Required task
Return every record below exactly as written, omitting any pictures.
╭──
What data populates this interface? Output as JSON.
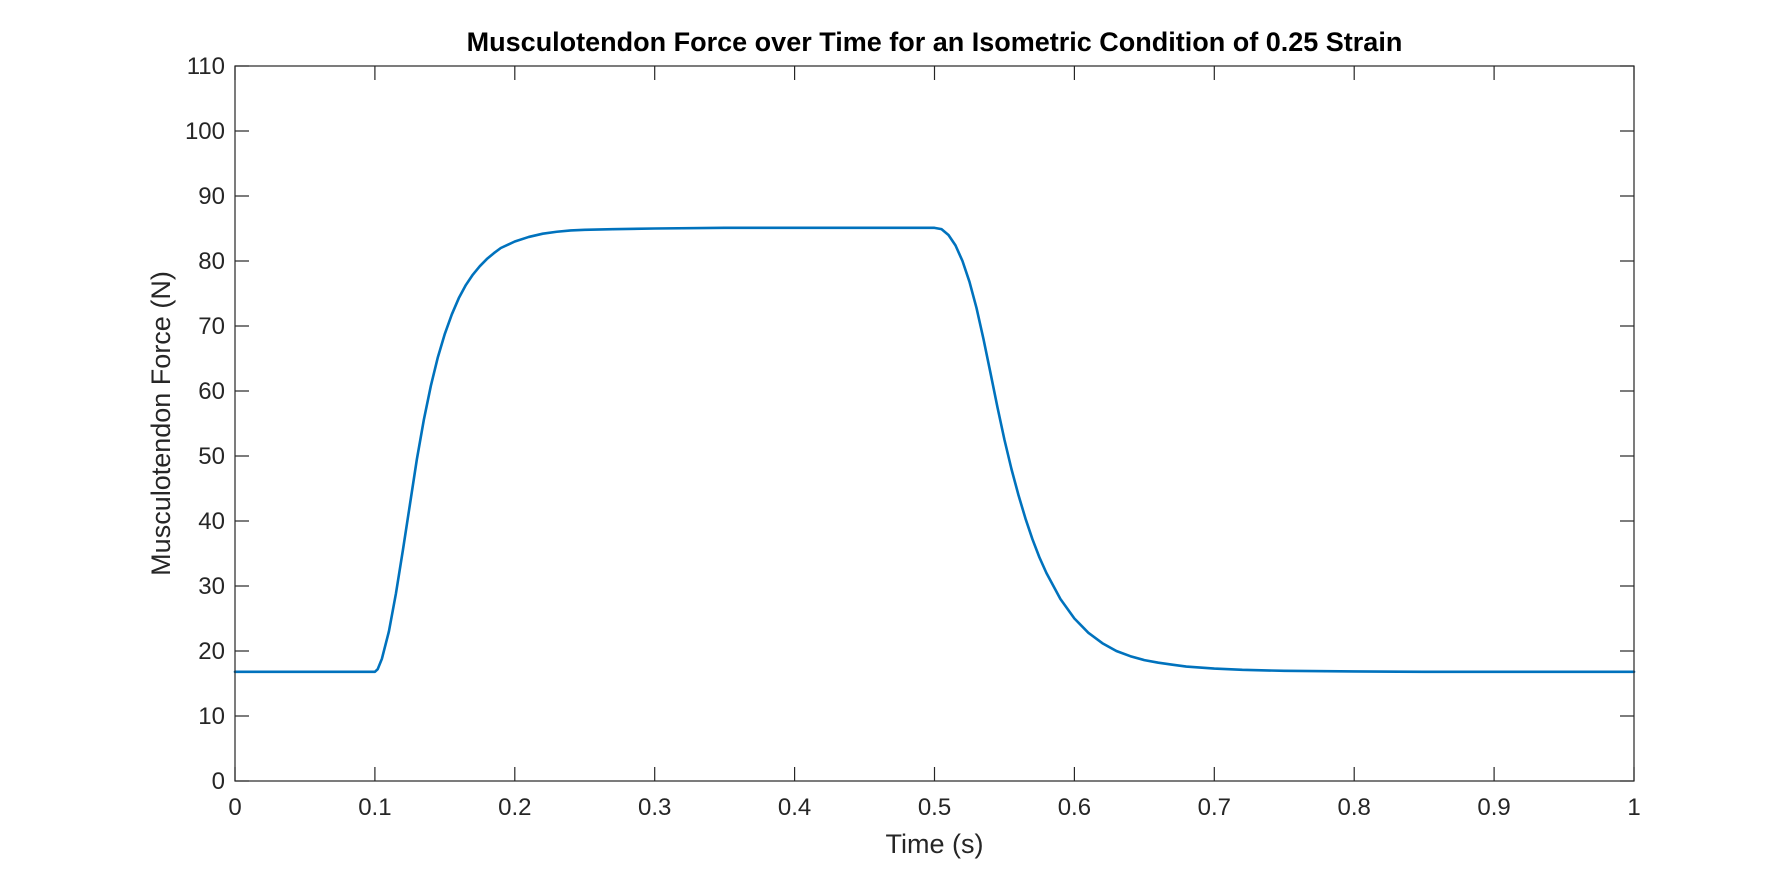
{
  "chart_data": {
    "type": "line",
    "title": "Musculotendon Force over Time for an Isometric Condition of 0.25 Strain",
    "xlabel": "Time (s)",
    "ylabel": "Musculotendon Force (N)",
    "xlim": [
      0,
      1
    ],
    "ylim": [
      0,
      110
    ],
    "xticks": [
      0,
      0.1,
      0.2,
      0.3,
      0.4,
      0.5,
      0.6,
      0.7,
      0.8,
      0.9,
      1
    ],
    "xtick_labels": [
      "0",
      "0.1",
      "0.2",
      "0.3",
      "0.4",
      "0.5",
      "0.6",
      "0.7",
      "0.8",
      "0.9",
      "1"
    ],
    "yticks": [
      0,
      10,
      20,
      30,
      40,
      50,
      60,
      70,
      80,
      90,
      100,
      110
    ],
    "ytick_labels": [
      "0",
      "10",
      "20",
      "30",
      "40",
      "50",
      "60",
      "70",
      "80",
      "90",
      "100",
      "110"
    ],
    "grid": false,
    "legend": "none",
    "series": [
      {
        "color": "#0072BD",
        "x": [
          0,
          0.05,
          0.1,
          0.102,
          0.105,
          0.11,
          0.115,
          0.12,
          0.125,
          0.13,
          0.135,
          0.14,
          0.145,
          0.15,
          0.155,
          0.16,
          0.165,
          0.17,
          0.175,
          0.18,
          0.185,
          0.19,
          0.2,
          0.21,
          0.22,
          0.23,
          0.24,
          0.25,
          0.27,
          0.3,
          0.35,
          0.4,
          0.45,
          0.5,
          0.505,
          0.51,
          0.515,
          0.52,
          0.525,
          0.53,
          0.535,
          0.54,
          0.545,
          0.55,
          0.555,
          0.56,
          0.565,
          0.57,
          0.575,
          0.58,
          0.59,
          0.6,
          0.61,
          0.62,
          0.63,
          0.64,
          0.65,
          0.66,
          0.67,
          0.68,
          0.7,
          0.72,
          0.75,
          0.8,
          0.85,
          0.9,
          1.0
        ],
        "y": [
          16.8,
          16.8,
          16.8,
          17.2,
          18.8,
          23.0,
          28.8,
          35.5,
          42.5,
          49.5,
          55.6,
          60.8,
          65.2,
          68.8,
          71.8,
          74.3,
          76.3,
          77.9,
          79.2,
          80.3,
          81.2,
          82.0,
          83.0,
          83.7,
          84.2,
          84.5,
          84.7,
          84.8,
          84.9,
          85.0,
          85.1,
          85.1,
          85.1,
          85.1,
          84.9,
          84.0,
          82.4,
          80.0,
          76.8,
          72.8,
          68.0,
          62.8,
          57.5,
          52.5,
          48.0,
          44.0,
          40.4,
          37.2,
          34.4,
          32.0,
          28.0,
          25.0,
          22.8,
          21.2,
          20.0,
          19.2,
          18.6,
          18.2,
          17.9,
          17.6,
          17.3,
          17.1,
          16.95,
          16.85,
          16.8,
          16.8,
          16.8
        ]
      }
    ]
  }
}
╰──
Solution to this problem
What data populates this interface? Output as JSON.
{
  "chart_data": {
    "type": "line",
    "title": "Musculotendon Force over Time for an Isometric Condition of 0.25 Strain",
    "xlabel": "Time (s)",
    "ylabel": "Musculotendon Force (N)",
    "xlim": [
      0,
      1
    ],
    "ylim": [
      0,
      110
    ],
    "xticks": [
      0,
      0.1,
      0.2,
      0.3,
      0.4,
      0.5,
      0.6,
      0.7,
      0.8,
      0.9,
      1
    ],
    "xtick_labels": [
      "0",
      "0.1",
      "0.2",
      "0.3",
      "0.4",
      "0.5",
      "0.6",
      "0.7",
      "0.8",
      "0.9",
      "1"
    ],
    "yticks": [
      0,
      10,
      20,
      30,
      40,
      50,
      60,
      70,
      80,
      90,
      100,
      110
    ],
    "ytick_labels": [
      "0",
      "10",
      "20",
      "30",
      "40",
      "50",
      "60",
      "70",
      "80",
      "90",
      "100",
      "110"
    ],
    "grid": false,
    "legend": "none",
    "series": [
      {
        "color": "#0072BD",
        "x": [
          0,
          0.05,
          0.1,
          0.102,
          0.105,
          0.11,
          0.115,
          0.12,
          0.125,
          0.13,
          0.135,
          0.14,
          0.145,
          0.15,
          0.155,
          0.16,
          0.165,
          0.17,
          0.175,
          0.18,
          0.185,
          0.19,
          0.2,
          0.21,
          0.22,
          0.23,
          0.24,
          0.25,
          0.27,
          0.3,
          0.35,
          0.4,
          0.45,
          0.5,
          0.505,
          0.51,
          0.515,
          0.52,
          0.525,
          0.53,
          0.535,
          0.54,
          0.545,
          0.55,
          0.555,
          0.56,
          0.565,
          0.57,
          0.575,
          0.58,
          0.59,
          0.6,
          0.61,
          0.62,
          0.63,
          0.64,
          0.65,
          0.66,
          0.67,
          0.68,
          0.7,
          0.72,
          0.75,
          0.8,
          0.85,
          0.9,
          1.0
        ],
        "y": [
          16.8,
          16.8,
          16.8,
          17.2,
          18.8,
          23.0,
          28.8,
          35.5,
          42.5,
          49.5,
          55.6,
          60.8,
          65.2,
          68.8,
          71.8,
          74.3,
          76.3,
          77.9,
          79.2,
          80.3,
          81.2,
          82.0,
          83.0,
          83.7,
          84.2,
          84.5,
          84.7,
          84.8,
          84.9,
          85.0,
          85.1,
          85.1,
          85.1,
          85.1,
          84.9,
          84.0,
          82.4,
          80.0,
          76.8,
          72.8,
          68.0,
          62.8,
          57.5,
          52.5,
          48.0,
          44.0,
          40.4,
          37.2,
          34.4,
          32.0,
          28.0,
          25.0,
          22.8,
          21.2,
          20.0,
          19.2,
          18.6,
          18.2,
          17.9,
          17.6,
          17.3,
          17.1,
          16.95,
          16.85,
          16.8,
          16.8,
          16.8
        ]
      }
    ]
  }
}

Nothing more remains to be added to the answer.